--- BEGIN EXERCISE DATA ---
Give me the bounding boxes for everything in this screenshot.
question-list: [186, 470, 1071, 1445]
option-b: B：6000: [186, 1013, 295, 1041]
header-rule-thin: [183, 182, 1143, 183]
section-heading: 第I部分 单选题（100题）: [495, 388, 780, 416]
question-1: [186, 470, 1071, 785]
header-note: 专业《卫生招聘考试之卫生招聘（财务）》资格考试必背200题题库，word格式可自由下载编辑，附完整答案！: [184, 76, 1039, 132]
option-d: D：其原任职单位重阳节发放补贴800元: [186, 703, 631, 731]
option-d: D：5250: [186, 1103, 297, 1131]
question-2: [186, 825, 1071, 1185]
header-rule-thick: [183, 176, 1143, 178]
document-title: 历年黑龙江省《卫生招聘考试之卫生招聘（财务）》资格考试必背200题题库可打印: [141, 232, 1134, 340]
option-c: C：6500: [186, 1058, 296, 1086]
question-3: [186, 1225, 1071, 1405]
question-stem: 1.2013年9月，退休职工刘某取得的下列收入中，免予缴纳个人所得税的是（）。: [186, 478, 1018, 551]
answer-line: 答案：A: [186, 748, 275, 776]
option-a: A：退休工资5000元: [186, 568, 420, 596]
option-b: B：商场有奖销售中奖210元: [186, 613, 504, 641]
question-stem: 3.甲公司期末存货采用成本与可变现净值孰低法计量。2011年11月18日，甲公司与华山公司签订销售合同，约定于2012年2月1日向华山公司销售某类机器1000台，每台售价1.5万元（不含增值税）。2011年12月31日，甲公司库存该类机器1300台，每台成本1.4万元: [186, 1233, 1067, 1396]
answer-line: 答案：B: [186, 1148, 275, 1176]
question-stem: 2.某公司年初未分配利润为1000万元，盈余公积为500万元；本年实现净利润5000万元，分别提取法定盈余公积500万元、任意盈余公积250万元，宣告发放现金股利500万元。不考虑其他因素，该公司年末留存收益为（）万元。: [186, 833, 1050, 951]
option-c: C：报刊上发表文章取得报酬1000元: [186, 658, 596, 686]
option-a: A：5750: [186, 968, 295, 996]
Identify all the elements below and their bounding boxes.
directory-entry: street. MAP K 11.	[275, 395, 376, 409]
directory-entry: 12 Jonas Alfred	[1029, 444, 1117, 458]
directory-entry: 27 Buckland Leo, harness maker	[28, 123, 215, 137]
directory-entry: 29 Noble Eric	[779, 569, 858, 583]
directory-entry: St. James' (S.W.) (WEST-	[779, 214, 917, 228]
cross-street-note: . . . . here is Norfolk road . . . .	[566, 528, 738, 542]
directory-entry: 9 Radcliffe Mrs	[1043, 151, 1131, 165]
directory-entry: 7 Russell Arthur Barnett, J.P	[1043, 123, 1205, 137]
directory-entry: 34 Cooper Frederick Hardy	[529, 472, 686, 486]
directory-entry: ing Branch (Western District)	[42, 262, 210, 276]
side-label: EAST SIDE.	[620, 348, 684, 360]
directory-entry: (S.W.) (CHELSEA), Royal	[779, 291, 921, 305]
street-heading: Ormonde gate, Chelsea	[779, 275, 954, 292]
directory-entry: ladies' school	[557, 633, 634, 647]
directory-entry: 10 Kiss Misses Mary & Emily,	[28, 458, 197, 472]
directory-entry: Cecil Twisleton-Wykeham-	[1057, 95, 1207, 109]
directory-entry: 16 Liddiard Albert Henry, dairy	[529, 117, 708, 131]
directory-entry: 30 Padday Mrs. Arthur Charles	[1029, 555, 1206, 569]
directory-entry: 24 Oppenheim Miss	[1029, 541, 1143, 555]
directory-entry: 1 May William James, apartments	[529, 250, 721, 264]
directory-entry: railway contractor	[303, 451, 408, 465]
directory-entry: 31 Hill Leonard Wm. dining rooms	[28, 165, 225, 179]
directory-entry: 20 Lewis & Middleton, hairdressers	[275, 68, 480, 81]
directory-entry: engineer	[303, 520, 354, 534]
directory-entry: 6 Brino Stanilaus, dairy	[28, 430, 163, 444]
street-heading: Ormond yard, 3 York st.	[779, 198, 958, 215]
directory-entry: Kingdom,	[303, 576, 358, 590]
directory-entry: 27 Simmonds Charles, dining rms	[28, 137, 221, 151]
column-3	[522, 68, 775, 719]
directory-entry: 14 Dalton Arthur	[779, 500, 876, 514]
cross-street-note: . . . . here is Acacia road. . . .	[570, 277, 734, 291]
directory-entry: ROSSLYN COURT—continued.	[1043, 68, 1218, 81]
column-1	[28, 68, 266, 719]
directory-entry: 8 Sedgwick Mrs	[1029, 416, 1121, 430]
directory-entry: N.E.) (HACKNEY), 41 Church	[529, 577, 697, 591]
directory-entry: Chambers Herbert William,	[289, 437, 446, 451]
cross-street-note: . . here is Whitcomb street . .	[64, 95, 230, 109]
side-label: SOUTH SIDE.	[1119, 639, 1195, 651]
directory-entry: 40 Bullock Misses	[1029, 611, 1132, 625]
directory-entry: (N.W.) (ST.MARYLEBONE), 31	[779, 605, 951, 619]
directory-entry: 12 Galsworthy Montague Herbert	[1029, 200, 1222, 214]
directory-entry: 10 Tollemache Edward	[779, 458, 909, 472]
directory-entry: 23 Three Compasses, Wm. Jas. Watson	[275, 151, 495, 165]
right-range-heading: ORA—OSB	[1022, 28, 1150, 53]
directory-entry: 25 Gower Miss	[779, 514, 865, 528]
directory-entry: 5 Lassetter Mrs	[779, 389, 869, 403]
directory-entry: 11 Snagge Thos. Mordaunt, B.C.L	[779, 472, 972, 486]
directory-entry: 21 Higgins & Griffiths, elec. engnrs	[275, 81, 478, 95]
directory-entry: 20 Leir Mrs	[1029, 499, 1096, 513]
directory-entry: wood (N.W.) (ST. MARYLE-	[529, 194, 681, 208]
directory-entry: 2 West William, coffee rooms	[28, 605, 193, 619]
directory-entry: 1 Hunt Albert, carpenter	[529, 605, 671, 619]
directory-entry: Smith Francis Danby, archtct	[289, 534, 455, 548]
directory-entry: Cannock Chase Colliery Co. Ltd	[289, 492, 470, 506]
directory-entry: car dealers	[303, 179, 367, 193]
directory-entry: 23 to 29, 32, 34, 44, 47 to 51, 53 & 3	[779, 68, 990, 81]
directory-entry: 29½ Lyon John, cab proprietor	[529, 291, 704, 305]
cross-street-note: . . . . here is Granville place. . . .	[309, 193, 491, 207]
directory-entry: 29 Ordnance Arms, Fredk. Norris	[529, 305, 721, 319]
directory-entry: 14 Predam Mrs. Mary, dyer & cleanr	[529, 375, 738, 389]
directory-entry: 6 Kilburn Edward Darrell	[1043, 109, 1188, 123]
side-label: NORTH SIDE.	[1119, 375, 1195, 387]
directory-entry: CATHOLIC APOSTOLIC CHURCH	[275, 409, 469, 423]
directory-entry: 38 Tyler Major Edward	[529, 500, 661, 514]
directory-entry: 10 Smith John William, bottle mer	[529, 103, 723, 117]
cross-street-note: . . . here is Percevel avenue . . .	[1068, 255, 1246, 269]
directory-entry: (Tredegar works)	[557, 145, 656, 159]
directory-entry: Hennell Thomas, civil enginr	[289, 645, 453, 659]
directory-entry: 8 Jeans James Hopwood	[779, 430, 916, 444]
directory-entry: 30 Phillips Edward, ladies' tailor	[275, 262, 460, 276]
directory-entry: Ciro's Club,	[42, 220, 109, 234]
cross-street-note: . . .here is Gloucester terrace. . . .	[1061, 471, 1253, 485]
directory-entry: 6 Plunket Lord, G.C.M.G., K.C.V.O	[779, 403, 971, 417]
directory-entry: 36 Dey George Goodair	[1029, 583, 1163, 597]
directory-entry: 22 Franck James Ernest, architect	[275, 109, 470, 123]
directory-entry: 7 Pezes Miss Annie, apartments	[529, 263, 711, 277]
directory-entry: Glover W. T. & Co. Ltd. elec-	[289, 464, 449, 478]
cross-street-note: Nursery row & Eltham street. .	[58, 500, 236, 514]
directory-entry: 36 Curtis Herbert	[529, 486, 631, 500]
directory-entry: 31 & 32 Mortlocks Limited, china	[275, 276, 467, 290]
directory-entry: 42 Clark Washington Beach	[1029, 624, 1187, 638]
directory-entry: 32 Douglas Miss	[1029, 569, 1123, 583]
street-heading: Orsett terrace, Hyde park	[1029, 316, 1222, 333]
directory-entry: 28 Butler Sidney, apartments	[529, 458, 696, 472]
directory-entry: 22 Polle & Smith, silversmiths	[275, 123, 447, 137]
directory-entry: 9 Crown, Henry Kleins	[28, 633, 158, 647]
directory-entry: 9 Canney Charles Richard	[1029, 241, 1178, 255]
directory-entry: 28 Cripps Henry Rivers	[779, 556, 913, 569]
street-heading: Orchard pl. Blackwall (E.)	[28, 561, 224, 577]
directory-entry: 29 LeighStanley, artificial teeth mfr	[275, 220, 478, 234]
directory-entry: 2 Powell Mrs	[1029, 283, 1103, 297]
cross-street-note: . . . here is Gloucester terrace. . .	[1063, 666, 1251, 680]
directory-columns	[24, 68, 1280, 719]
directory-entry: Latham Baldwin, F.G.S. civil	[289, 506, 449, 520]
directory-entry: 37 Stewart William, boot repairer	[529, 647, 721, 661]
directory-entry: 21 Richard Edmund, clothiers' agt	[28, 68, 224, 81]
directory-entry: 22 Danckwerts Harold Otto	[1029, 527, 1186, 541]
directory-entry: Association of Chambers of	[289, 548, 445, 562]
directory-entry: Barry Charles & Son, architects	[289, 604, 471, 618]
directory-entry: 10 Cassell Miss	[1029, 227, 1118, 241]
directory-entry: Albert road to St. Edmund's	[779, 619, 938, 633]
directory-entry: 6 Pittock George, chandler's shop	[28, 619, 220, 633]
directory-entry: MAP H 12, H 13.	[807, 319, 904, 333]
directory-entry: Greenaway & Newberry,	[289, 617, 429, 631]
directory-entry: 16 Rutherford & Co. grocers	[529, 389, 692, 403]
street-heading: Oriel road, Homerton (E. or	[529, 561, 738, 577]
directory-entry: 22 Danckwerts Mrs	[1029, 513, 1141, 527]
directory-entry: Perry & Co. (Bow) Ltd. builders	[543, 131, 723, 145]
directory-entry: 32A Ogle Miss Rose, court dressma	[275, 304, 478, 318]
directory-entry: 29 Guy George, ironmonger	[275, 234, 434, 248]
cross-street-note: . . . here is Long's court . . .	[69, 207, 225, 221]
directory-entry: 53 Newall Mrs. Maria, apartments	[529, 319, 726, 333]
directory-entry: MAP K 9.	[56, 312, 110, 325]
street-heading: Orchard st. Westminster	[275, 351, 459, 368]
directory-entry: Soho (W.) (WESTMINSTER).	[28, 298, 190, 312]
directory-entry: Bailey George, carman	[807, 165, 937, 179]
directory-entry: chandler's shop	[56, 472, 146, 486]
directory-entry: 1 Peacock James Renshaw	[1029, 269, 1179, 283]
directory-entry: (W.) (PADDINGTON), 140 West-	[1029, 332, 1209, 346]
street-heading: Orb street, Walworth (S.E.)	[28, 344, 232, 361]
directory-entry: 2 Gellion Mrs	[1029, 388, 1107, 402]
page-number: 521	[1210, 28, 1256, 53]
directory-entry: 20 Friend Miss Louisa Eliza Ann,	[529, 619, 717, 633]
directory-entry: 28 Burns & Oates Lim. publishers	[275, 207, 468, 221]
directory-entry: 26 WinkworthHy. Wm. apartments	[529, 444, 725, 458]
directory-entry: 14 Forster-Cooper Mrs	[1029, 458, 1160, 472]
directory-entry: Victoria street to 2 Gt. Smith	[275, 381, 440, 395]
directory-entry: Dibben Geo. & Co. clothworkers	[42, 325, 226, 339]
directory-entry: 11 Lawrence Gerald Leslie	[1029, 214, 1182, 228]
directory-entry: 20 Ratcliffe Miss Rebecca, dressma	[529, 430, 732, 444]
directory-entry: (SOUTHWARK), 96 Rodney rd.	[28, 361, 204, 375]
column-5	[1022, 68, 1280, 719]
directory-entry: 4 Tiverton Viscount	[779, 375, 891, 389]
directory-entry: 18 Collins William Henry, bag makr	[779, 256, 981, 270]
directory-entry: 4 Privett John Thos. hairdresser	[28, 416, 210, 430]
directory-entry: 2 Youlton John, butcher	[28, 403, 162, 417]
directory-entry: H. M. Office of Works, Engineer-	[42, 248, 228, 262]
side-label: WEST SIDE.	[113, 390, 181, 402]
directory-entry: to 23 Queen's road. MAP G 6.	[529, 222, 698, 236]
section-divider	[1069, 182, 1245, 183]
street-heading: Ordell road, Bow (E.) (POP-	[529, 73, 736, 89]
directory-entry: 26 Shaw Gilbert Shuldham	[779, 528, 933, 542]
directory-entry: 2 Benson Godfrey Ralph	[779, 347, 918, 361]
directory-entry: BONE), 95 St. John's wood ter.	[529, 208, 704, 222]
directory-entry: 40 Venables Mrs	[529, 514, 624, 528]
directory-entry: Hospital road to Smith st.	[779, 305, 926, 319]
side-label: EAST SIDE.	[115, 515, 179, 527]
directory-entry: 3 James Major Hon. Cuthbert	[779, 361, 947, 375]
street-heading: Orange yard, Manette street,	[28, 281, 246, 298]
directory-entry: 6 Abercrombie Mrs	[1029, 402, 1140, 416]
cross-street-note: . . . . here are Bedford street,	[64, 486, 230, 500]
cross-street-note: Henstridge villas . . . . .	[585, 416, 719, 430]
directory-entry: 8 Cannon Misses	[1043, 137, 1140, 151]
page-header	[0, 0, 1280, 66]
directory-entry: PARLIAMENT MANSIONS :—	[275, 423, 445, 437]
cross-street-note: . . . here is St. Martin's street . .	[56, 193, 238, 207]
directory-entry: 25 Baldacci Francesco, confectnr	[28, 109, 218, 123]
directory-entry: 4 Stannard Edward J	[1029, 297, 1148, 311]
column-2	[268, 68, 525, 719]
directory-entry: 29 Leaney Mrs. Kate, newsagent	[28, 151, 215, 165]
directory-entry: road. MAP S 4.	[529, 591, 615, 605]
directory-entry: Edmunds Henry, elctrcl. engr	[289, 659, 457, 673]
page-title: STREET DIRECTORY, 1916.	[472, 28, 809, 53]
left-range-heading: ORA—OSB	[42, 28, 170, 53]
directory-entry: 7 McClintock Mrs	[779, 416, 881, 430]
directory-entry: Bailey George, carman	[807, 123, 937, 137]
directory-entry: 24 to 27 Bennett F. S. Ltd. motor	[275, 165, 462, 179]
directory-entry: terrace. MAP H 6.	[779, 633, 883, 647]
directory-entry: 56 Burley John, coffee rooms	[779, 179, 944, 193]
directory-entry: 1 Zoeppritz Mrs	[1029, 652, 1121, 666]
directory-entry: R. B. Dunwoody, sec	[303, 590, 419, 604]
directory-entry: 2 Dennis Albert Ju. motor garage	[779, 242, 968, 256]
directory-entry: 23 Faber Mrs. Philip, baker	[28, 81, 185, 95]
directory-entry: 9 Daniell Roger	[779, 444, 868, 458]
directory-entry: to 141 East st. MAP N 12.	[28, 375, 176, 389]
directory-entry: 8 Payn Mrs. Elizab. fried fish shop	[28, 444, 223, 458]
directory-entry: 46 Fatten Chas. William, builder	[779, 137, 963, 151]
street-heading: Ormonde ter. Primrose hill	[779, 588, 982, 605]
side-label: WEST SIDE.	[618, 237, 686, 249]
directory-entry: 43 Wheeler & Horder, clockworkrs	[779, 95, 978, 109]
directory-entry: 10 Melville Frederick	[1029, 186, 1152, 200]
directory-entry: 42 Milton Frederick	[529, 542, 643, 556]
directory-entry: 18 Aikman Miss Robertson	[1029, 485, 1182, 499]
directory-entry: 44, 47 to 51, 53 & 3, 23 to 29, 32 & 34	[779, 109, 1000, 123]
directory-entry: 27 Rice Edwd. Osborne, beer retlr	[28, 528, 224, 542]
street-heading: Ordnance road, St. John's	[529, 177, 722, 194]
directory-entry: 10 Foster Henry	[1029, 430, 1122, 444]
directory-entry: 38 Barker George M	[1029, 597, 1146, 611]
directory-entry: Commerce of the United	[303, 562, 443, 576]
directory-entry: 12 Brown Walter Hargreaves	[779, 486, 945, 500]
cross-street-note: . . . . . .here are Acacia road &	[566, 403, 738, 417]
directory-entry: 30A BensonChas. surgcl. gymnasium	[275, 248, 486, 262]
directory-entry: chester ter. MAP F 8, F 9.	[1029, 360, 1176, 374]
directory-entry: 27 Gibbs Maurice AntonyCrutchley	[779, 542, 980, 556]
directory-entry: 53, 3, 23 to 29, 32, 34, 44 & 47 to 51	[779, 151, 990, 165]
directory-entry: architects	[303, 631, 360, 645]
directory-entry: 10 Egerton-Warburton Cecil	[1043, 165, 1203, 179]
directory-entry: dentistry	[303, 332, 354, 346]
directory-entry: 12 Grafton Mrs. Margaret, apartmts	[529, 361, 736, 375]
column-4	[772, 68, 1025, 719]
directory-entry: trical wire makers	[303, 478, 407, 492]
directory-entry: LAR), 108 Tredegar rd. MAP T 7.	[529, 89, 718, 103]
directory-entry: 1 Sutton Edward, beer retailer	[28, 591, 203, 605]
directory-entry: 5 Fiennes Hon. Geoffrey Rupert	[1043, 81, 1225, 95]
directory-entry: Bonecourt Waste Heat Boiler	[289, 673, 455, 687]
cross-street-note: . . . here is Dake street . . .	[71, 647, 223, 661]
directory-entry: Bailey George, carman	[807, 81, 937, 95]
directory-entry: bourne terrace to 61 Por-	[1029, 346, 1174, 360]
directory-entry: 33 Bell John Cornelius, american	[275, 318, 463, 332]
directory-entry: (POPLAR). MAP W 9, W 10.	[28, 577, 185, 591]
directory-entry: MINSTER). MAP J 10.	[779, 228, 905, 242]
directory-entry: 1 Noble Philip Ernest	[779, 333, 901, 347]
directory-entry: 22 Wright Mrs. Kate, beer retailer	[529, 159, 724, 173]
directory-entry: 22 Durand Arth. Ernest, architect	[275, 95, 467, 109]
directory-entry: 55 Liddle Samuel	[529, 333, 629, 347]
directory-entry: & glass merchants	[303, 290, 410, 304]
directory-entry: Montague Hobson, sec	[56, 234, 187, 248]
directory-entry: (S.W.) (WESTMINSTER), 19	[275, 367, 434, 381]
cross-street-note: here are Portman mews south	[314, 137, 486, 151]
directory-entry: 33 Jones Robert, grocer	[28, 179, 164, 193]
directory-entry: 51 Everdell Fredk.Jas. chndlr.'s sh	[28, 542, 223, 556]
--- END EXERCISE DATA ---
### SHORT PROBLEM
Count the lines in the dataset entries that contain the word "apartments" and give only the number.

### WRITTEN RESPONSE
5